Directions -> Print the entries that appear below, exactly as written and without their pictures.

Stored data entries

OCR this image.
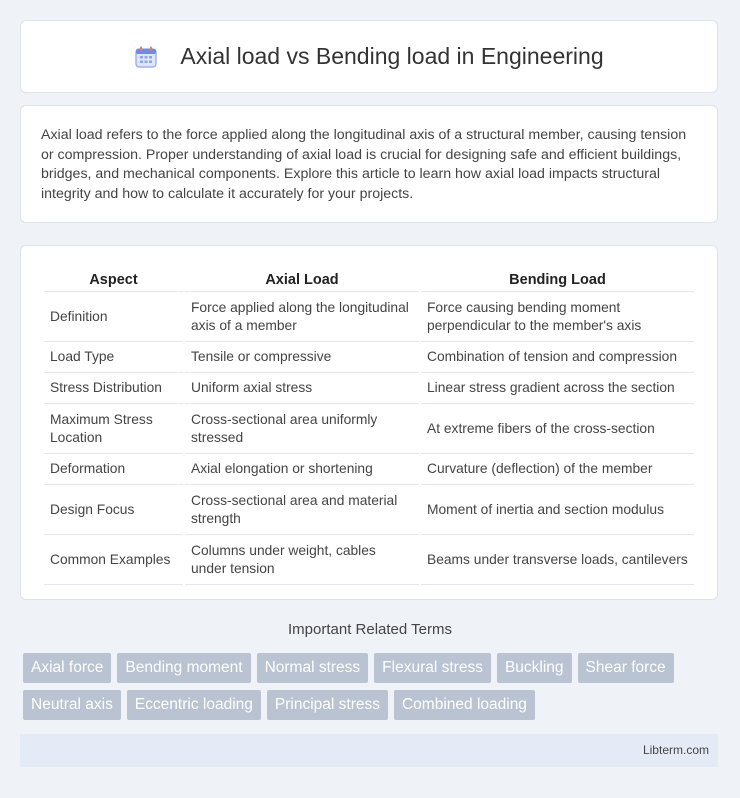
Axial load vs Bending load in Engineering
Axial load refers to the force applied along the longitudinal axis of a structural member, causing tension or compression. Proper understanding of axial load is crucial for designing safe and efficient buildings, bridges, and mechanical components. Explore this article to learn how axial load impacts structural integrity and how to calculate it accurately for your projects.
Aspect	Axial Load	Bending Load
Definition	Force applied along the longitudinal axis of a member	Force causing bending moment perpendicular to the member's axis
Load Type	Tensile or compressive	Combination of tension and compression
Stress Distribution	Uniform axial stress	Linear stress gradient across the section
Maximum Stress Location	Cross-sectional area uniformly stressed	At extreme fibers of the cross-section
Deformation	Axial elongation or shortening	Curvature (deflection) of the member
Design Focus	Cross-sectional area and material strength	Moment of inertia and section modulus
Common Examples	Columns under weight, cables under tension	Beams under transverse loads, cantilevers
Important Related Terms
Axial force	Bending moment	Normal stress	Flexural stress	Buckling	Shear force
Neutral axis	Eccentric loading	Principal stress	Combined loading
Libterm.com
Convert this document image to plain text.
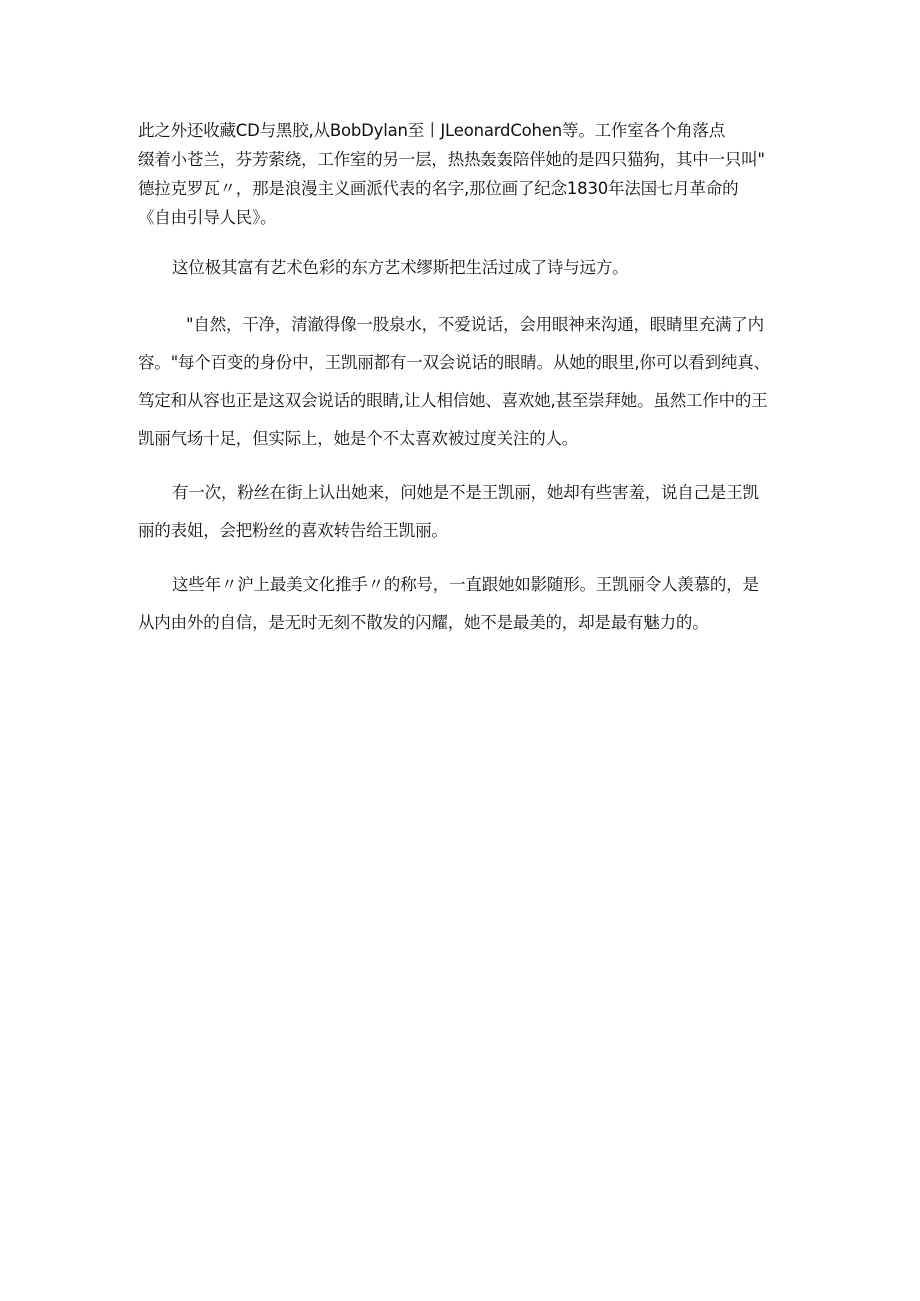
此之外还收藏CD与黑胶,从BobDylan至丨JLeonardCohen等。工作室各个角落点
缀着小苍兰，芬芳萦绕，工作室的另一层，热热轰轰陪伴她的是四只猫狗，其中一只叫"
德拉克罗瓦〃，那是浪漫主义画派代表的名字,那位画了纪念1830年法国七月革命的
《自由引导人民》。

这位极其富有艺术色彩的东方艺术缪斯把生活过成了诗与远方。

"自然，干净，清澈得像一股泉水，不爱说话，会用眼神来沟通，眼睛里充满了内
容。"每个百变的身份中，王凯丽都有一双会说话的眼睛。从她的眼里,你可以看到纯真、
笃定和从容也正是这双会说话的眼睛,让人相信她、喜欢她,甚至崇拜她。虽然工作中的王
凯丽气场十足，但实际上，她是个不太喜欢被过度关注的人。

有一次，粉丝在街上认出她来，问她是不是王凯丽，她却有些害羞，说自己是王凯
丽的表姐，会把粉丝的喜欢转告给王凯丽。

这些年〃沪上最美文化推手〃的称号，一直跟她如影随形。王凯丽令人羡慕的，是
从内由外的自信，是无时无刻不散发的闪耀，她不是最美的，却是最有魅力的。
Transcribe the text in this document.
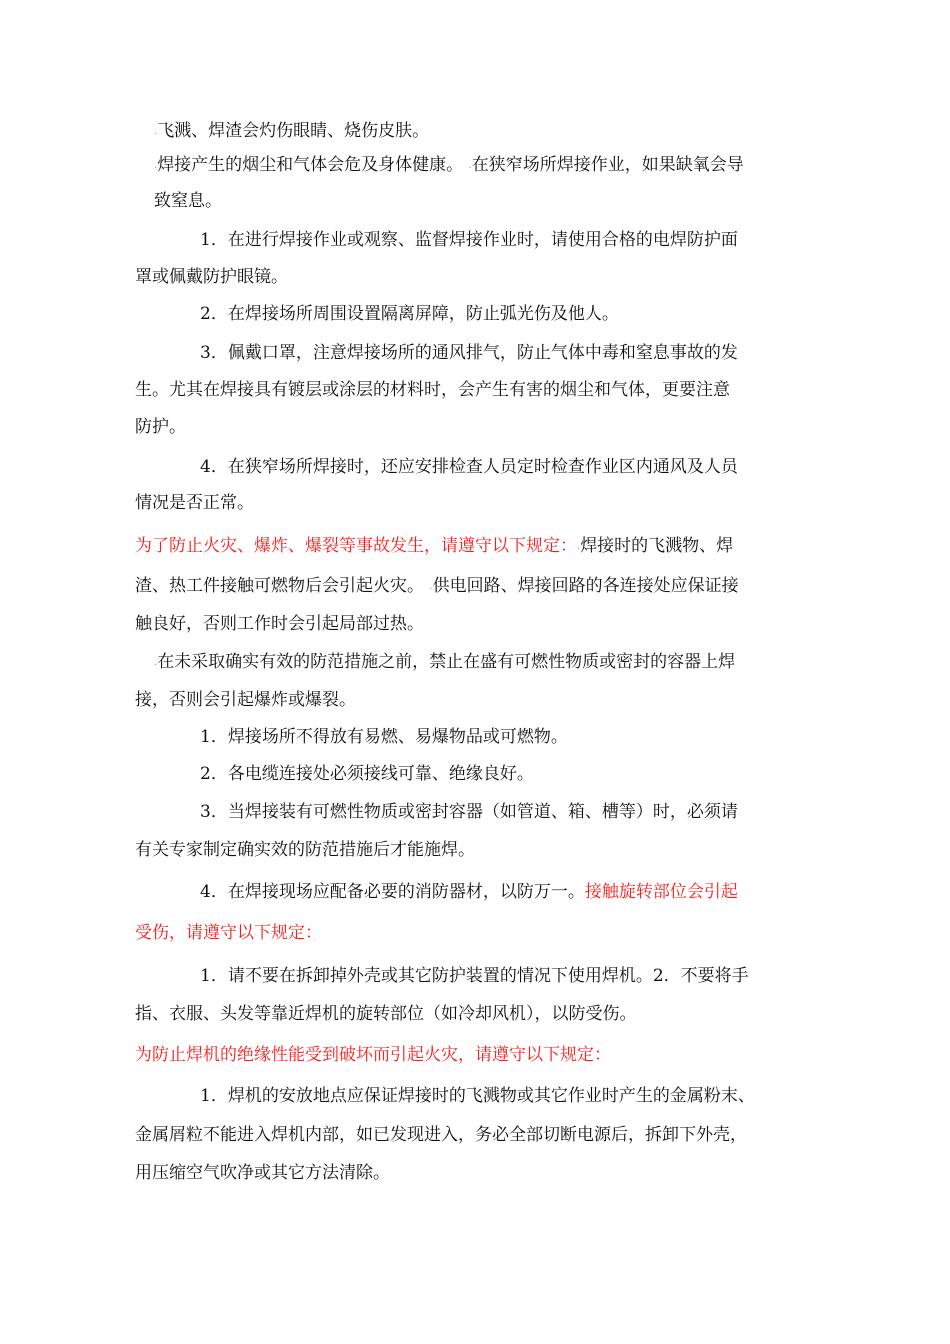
.飞溅、焊渣会灼伤眼睛、烧伤皮肤。
.焊接产生的烟尘和气体会危及身体健康。 .在狭窄场所焊接作业，如果缺氧会导
致窒息。
1．在进行焊接作业或观察、监督焊接作业时，请使用合格的电焊防护面
罩或佩戴防护眼镜。
2．在焊接场所周围设置隔离屏障，防止弧光伤及他人。
3．佩戴口罩，注意焊接场所的通风排气，防止气体中毒和窒息事故的发
生。尤其在焊接具有镀层或涂层的材料时，会产生有害的烟尘和气体，更要注意
防护。
4．在狭窄场所焊接时，还应安排检查人员定时检查作业区内通风及人员
情况是否正常。
为了防止火灾、爆炸、爆裂等事故发生，请遵守以下规定：.焊接时的飞溅物、焊
渣、热工件接触可燃物后会引起火灾。 .供电回路、焊接回路的各连接处应保证接
触良好，否则工作时会引起局部过热。
.在未采取确实有效的防范措施之前，禁止在盛有可燃性物质或密封的容器上焊
接，否则会引起爆炸或爆裂。
1．焊接场所不得放有易燃、易爆物品或可燃物。
2．各电缆连接处必须接线可靠、绝缘良好。
3．当焊接装有可燃性物质或密封容器（如管道、箱、槽等）时，必须请
有关专家制定确实效的防范措施后才能施焊。
4．在焊接现场应配备必要的消防器材，以防万一。接触旋转部位会引起
受伤，请遵守以下规定：
1．请不要在拆卸掉外壳或其它防护装置的情况下使用焊机。2．不要将手
指、衣服、头发等靠近焊机的旋转部位（如冷却风机），以防受伤。
为防止焊机的绝缘性能受到破坏而引起火灾，请遵守以下规定：
1．焊机的安放地点应保证焊接时的飞溅物或其它作业时产生的金属粉末、
金属屑粒不能进入焊机内部，如已发现进入，务必全部切断电源后，拆卸下外壳，
用压缩空气吹净或其它方法清除。
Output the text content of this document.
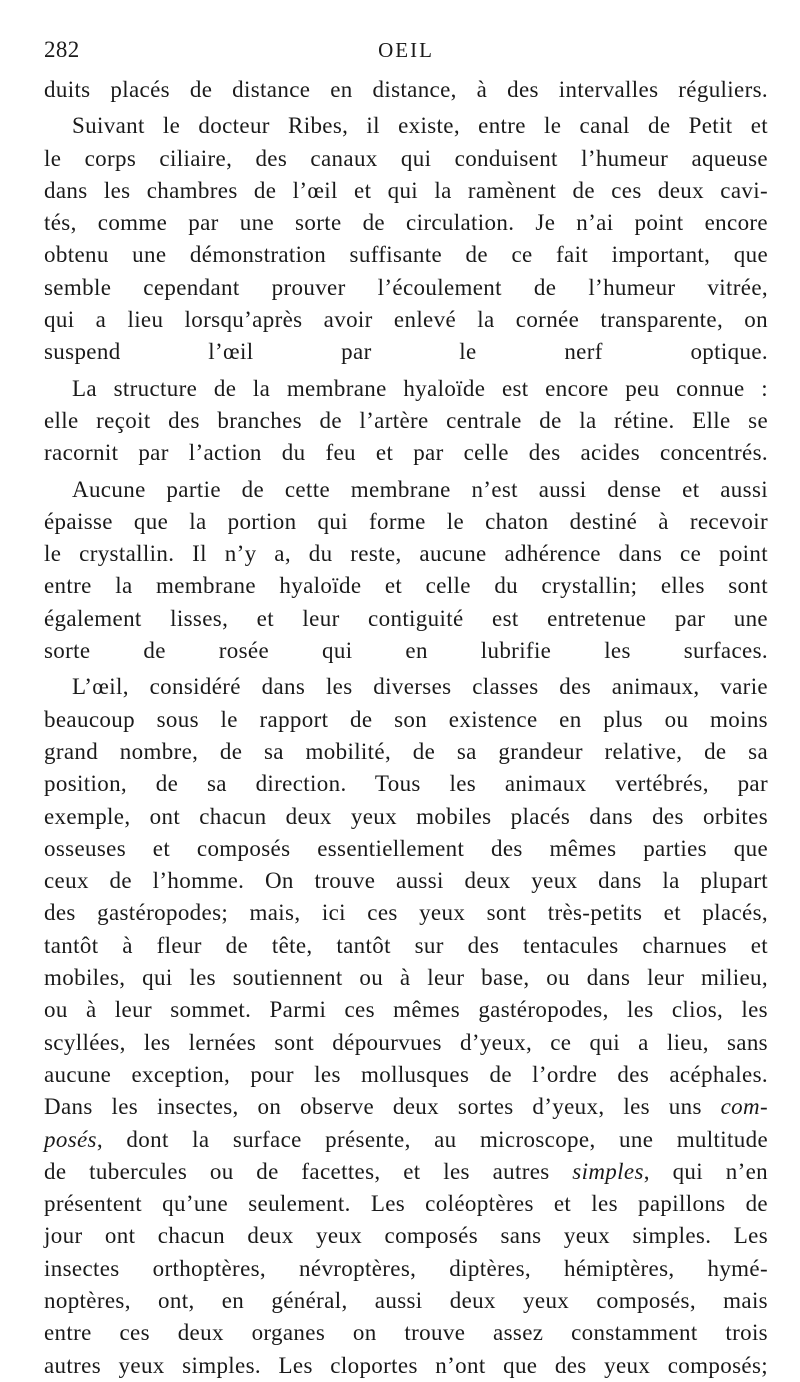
282	OEIL
duits placés de distance en distance, à des intervalles réguliers.
Suivant le docteur Ribes, il existe, entre le canal de Petit et
le corps ciliaire, des canaux qui conduisent l’humeur aqueuse
dans les chambres de l’œil et qui la ramènent de ces deux cavi-
tés, comme par une sorte de circulation. Je n’ai point encore
obtenu une démonstration suffisante de ce fait important, que
semble cependant prouver l’écoulement de l’humeur vitrée,
qui a lieu lorsqu’après avoir enlevé la cornée transparente, on
suspend l’œil par le nerf optique.
La structure de la membrane hyaloïde est encore peu connue :
elle reçoit des branches de l’artère centrale de la rétine. Elle se
racornit par l’action du feu et par celle des acides concentrés.
Aucune partie de cette membrane n’est aussi dense et aussi
épaisse que la portion qui forme le chaton destiné à recevoir
le crystallin. Il n’y a, du reste, aucune adhérence dans ce point
entre la membrane hyaloïde et celle du crystallin; elles sont
également lisses, et leur contiguité est entretenue par une
sorte de rosée qui en lubrifie les surfaces.
L’œil, considéré dans les diverses classes des animaux, varie
beaucoup sous le rapport de son existence en plus ou moins
grand nombre, de sa mobilité, de sa grandeur relative, de sa
position, de sa direction. Tous les animaux vertébrés, par
exemple, ont chacun deux yeux mobiles placés dans des orbites
osseuses et composés essentiellement des mêmes parties que
ceux de l’homme. On trouve aussi deux yeux dans la plupart
des gastéropodes; mais, ici ces yeux sont très-petits et placés,
tantôt à fleur de tête, tantôt sur des tentacules charnues et
mobiles, qui les soutiennent ou à leur base, ou dans leur milieu,
ou à leur sommet. Parmi ces mêmes gastéropodes, les clios, les
scyllées, les lernées sont dépourvues d’yeux, ce qui a lieu, sans
aucune exception, pour les mollusques de l’ordre des acéphales.
Dans les insectes, on observe deux sortes d’yeux, les uns com-
posés, dont la surface présente, au microscope, une multitude
de tubercules ou de facettes, et les autres simples, qui n’en
présentent qu’une seulement. Les coléoptères et les papillons de
jour ont chacun deux yeux composés sans yeux simples. Les
insectes orthoptères, névroptères, diptères, hémiptères, hymé-
noptères, ont, en général, aussi deux yeux composés, mais
entre ces deux organes on trouve assez constamment trois
autres yeux simples. Les cloportes n’ont que des yeux composés;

Exercise solution ->
OCR this image.
Axial load vs Bending load in Engineering
Axial load refers to the force applied along the longitudinal axis of a structural member, causing tension or compression. Proper understanding of axial load is crucial for designing safe and efficient buildings, bridges, and mechanical components. Explore this article to learn how axial load impacts structural integrity and how to calculate it accurately for your projects.
Aspect	Axial Load	Bending Load
Definition	Force applied along the longitudinal axis of a member	Force causing bending moment perpendicular to the member's axis
Load Type	Tensile or compressive	Combination of tension and compression
Stress Distribution	Uniform axial stress	Linear stress gradient across the section
Maximum Stress Location	Cross-sectional area uniformly stressed	At extreme fibers of the cross-section
Deformation	Axial elongation or shortening	Curvature (deflection) of the member
Design Focus	Cross-sectional area and material strength	Moment of inertia and section modulus
Common Examples	Columns under weight, cables under tension	Beams under transverse loads, cantilevers
Important Related Terms
Axial force	Bending moment	Normal stress	Flexural stress	Buckling	Shear force
Neutral axis	Eccentric loading	Principal stress	Combined loading
Libterm.com
Convert this document image to plain text.
此之外还收藏CD与黑胶,从BobDylan至丨JLeonardCohen等。工作室各个角落点
缀着小苍兰，芬芳萦绕，工作室的另一层，热热轰轰陪伴她的是四只猫狗，其中一只叫"
德拉克罗瓦〃，那是浪漫主义画派代表的名字,那位画了纪念1830年法国七月革命的
《自由引导人民》。

这位极其富有艺术色彩的东方艺术缪斯把生活过成了诗与远方。

"自然，干净，清澈得像一股泉水，不爱说话，会用眼神来沟通，眼睛里充满了内
容。"每个百变的身份中，王凯丽都有一双会说话的眼睛。从她的眼里,你可以看到纯真、
笃定和从容也正是这双会说话的眼睛,让人相信她、喜欢她,甚至崇拜她。虽然工作中的王
凯丽气场十足，但实际上，她是个不太喜欢被过度关注的人。

有一次，粉丝在街上认出她来，问她是不是王凯丽，她却有些害羞，说自己是王凯
丽的表姐，会把粉丝的喜欢转告给王凯丽。

这些年〃沪上最美文化推手〃的称号，一直跟她如影随形。王凯丽令人羡慕的，是
从内由外的自信，是无时无刻不散发的闪耀，她不是最美的，却是最有魅力的。
Transcribe the text in this document.
.飞溅、焊渣会灼伤眼睛、烧伤皮肤。
.焊接产生的烟尘和气体会危及身体健康。 .在狭窄场所焊接作业，如果缺氧会导
致窒息。
1．在进行焊接作业或观察、监督焊接作业时，请使用合格的电焊防护面
罩或佩戴防护眼镜。
2．在焊接场所周围设置隔离屏障，防止弧光伤及他人。
3．佩戴口罩，注意焊接场所的通风排气，防止气体中毒和窒息事故的发
生。尤其在焊接具有镀层或涂层的材料时，会产生有害的烟尘和气体，更要注意
防护。
4．在狭窄场所焊接时，还应安排检查人员定时检查作业区内通风及人员
情况是否正常。
为了防止火灾、爆炸、爆裂等事故发生，请遵守以下规定：.焊接时的飞溅物、焊
渣、热工件接触可燃物后会引起火灾。 .供电回路、焊接回路的各连接处应保证接
触良好，否则工作时会引起局部过热。
.在未采取确实有效的防范措施之前，禁止在盛有可燃性物质或密封的容器上焊
接，否则会引起爆炸或爆裂。
1．焊接场所不得放有易燃、易爆物品或可燃物。
2．各电缆连接处必须接线可靠、绝缘良好。
3．当焊接装有可燃性物质或密封容器（如管道、箱、槽等）时，必须请
有关专家制定确实效的防范措施后才能施焊。
4．在焊接现场应配备必要的消防器材，以防万一。接触旋转部位会引起
受伤，请遵守以下规定：
1．请不要在拆卸掉外壳或其它防护装置的情况下使用焊机。2．不要将手
指、衣服、头发等靠近焊机的旋转部位（如冷却风机），以防受伤。
为防止焊机的绝缘性能受到破坏而引起火灾，请遵守以下规定：
1．焊机的安放地点应保证焊接时的飞溅物或其它作业时产生的金属粉末、
金属屑粒不能进入焊机内部，如已发现进入，务必全部切断电源后，拆卸下外壳，
用压缩空气吹净或其它方法清除。
Output the text content of this document.
282	OEIL
duits placés de distance en distance, à des intervalles réguliers.
Suivant le docteur Ribes, il existe, entre le canal de Petit et
le corps ciliaire, des canaux qui conduisent l’humeur aqueuse
dans les chambres de l’œil et qui la ramènent de ces deux cavi-
tés, comme par une sorte de circulation. Je n’ai point encore
obtenu une démonstration suffisante de ce fait important, que
semble cependant prouver l’écoulement de l’humeur vitrée,
qui a lieu lorsqu’après avoir enlevé la cornée transparente, on
suspend l’œil par le nerf optique.
La structure de la membrane hyaloïde est encore peu connue :
elle reçoit des branches de l’artère centrale de la rétine. Elle se
racornit par l’action du feu et par celle des acides concentrés.
Aucune partie de cette membrane n’est aussi dense et aussi
épaisse que la portion qui forme le chaton destiné à recevoir
le crystallin. Il n’y a, du reste, aucune adhérence dans ce point
entre la membrane hyaloïde et celle du crystallin; elles sont
également lisses, et leur contiguité est entretenue par une
sorte de rosée qui en lubrifie les surfaces.
L’œil, considéré dans les diverses classes des animaux, varie
beaucoup sous le rapport de son existence en plus ou moins
grand nombre, de sa mobilité, de sa grandeur relative, de sa
position, de sa direction. Tous les animaux vertébrés, par
exemple, ont chacun deux yeux mobiles placés dans des orbites
osseuses et composés essentiellement des mêmes parties que
ceux de l’homme. On trouve aussi deux yeux dans la plupart
des gastéropodes; mais, ici ces yeux sont très-petits et placés,
tantôt à fleur de tête, tantôt sur des tentacules charnues et
mobiles, qui les soutiennent ou à leur base, ou dans leur milieu,
ou à leur sommet. Parmi ces mêmes gastéropodes, les clios, les
scyllées, les lernées sont dépourvues d’yeux, ce qui a lieu, sans
aucune exception, pour les mollusques de l’ordre des acéphales.
Dans les insectes, on observe deux sortes d’yeux, les uns com-
posés, dont la surface présente, au microscope, une multitude
de tubercules ou de facettes, et les autres simples, qui n’en
présentent qu’une seulement. Les coléoptères et les papillons de
jour ont chacun deux yeux composés sans yeux simples. Les
insectes orthoptères, névroptères, diptères, hémiptères, hymé-
noptères, ont, en général, aussi deux yeux composés, mais
entre ces deux organes on trouve assez constamment trois
autres yeux simples. Les cloportes n’ont que des yeux composés;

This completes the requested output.